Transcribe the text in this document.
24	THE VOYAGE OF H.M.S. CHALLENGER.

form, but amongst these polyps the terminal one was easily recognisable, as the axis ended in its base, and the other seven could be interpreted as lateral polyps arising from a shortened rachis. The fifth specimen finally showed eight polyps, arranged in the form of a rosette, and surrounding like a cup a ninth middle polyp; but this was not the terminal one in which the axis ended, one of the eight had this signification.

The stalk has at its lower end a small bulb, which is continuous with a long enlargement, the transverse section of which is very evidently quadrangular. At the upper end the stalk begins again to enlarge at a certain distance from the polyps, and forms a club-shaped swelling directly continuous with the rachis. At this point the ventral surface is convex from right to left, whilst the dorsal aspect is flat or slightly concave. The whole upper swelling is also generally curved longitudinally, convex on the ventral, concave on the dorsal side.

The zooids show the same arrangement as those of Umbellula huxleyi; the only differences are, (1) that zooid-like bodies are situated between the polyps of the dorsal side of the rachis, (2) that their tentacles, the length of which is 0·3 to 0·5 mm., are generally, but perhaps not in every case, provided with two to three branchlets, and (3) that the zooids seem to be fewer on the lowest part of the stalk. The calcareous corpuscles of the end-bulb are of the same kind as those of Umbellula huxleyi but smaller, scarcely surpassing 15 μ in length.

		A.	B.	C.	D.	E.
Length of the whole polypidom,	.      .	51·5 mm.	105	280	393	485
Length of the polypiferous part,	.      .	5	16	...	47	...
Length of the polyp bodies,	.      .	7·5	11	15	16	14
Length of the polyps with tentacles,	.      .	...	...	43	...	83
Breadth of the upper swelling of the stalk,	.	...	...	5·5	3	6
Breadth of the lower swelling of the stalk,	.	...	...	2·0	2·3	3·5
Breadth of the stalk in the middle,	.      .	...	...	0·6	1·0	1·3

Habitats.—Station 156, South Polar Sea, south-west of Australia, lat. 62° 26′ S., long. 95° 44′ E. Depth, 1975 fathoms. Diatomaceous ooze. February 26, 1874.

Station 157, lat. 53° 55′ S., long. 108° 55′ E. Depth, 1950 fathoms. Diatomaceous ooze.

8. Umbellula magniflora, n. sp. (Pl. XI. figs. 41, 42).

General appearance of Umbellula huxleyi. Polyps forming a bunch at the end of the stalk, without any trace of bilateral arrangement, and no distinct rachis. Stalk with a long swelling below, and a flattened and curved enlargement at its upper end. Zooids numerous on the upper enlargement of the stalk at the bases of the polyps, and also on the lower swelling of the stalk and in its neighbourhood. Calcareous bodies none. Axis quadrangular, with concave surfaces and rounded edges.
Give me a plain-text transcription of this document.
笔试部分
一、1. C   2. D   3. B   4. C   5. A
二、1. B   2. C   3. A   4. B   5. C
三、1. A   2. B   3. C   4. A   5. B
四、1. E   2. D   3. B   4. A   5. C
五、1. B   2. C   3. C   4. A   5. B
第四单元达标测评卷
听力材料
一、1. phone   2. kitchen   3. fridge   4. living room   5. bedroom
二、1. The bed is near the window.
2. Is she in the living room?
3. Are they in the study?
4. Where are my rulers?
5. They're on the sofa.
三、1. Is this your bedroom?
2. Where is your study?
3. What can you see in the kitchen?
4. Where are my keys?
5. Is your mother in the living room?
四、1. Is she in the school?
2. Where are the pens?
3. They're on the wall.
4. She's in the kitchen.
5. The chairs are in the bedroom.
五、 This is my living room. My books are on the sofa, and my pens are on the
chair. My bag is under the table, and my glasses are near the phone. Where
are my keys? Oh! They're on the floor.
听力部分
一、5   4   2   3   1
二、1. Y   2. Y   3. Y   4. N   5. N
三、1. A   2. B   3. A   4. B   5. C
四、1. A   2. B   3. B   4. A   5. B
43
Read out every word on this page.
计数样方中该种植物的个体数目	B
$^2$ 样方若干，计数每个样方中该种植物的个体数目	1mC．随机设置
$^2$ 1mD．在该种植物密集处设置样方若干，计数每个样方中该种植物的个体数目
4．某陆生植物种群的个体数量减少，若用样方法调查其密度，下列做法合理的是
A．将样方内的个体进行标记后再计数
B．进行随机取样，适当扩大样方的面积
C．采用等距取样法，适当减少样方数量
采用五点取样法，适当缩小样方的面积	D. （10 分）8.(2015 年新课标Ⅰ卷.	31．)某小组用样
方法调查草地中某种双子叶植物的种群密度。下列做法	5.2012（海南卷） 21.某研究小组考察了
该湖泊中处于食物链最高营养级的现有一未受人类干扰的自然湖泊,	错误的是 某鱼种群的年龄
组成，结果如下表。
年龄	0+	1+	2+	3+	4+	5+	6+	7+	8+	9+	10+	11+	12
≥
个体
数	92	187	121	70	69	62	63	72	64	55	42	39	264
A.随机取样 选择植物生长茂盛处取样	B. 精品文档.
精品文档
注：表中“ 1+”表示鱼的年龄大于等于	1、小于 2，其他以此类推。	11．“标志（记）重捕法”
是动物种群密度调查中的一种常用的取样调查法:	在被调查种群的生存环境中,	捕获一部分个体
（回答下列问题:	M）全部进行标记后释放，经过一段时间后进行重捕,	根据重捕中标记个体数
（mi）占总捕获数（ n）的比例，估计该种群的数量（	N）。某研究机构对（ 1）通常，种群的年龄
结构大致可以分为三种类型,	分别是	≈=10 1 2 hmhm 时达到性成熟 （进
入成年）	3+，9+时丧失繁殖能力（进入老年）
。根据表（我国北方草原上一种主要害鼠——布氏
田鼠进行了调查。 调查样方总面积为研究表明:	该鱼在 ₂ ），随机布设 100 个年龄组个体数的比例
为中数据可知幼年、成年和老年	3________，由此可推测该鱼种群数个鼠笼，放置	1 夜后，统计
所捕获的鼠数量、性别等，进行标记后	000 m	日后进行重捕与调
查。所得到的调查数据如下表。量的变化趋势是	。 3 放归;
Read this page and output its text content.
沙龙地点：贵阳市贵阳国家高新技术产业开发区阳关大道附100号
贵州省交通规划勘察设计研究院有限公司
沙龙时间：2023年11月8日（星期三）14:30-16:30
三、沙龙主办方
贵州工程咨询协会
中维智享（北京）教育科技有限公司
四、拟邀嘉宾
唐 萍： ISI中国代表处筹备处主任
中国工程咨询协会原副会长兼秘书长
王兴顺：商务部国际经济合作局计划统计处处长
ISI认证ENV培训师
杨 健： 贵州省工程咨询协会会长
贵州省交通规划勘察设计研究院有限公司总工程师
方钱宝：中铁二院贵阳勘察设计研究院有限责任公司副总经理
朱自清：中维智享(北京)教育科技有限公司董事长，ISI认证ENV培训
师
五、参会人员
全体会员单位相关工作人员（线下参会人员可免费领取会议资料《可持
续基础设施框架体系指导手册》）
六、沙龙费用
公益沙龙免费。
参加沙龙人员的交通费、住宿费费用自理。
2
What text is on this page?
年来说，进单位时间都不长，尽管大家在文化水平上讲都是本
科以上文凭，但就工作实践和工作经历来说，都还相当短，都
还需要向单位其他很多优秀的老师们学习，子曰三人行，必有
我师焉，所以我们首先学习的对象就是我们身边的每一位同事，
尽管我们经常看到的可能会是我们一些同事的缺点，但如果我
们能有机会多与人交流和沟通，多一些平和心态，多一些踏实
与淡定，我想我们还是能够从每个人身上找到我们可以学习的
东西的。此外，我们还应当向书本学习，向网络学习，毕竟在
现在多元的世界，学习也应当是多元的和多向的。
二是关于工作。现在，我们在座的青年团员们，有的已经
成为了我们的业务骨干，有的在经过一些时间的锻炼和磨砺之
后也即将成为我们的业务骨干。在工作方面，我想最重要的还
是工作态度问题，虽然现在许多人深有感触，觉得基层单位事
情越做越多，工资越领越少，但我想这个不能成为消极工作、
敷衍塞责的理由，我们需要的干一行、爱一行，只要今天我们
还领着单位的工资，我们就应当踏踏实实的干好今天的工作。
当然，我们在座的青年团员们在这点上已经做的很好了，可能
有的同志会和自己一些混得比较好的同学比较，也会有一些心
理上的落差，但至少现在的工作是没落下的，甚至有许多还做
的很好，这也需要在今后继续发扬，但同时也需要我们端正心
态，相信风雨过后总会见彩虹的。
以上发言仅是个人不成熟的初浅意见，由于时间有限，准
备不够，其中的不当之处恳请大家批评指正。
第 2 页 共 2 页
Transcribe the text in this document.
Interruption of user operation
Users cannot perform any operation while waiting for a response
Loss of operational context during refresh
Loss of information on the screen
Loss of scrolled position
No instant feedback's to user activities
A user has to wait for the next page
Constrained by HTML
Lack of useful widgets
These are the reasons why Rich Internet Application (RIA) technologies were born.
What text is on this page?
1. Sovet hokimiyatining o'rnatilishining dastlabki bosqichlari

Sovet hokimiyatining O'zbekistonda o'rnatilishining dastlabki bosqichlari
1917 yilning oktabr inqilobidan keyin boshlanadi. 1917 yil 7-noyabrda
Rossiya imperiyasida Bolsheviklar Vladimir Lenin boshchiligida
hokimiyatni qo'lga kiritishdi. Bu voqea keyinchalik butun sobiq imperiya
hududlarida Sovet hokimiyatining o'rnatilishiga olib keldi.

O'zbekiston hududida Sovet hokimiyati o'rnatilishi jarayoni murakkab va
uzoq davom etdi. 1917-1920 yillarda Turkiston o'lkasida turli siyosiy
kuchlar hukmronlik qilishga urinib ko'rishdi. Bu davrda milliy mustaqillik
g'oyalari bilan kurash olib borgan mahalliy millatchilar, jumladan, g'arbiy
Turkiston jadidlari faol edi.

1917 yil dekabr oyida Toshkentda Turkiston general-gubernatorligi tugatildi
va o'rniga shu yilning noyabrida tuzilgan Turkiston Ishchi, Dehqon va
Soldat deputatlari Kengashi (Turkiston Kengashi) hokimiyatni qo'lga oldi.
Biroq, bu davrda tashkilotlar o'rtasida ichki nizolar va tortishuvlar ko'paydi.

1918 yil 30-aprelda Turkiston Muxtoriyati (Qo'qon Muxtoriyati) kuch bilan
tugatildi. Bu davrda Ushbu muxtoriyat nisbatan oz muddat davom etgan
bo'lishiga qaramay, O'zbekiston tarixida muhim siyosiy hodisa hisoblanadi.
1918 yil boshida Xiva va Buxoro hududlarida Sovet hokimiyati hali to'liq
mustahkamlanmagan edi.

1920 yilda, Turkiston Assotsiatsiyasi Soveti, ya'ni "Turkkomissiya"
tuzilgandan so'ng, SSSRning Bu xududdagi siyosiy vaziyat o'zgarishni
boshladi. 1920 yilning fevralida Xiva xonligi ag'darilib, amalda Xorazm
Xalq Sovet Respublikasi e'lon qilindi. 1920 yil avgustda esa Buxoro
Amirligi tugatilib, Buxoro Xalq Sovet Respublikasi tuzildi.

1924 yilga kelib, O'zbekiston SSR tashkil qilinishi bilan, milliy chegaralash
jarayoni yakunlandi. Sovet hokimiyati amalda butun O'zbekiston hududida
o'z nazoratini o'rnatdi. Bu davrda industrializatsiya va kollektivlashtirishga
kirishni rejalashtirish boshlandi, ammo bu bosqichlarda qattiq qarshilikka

# # # # #

◆ SET TASK ◆
Scan the lines for the string "study". Copy out each line that matches.

◆ RESULT OF THE EXERCISE ◆
3. Are they in the study?
2. Where is your study?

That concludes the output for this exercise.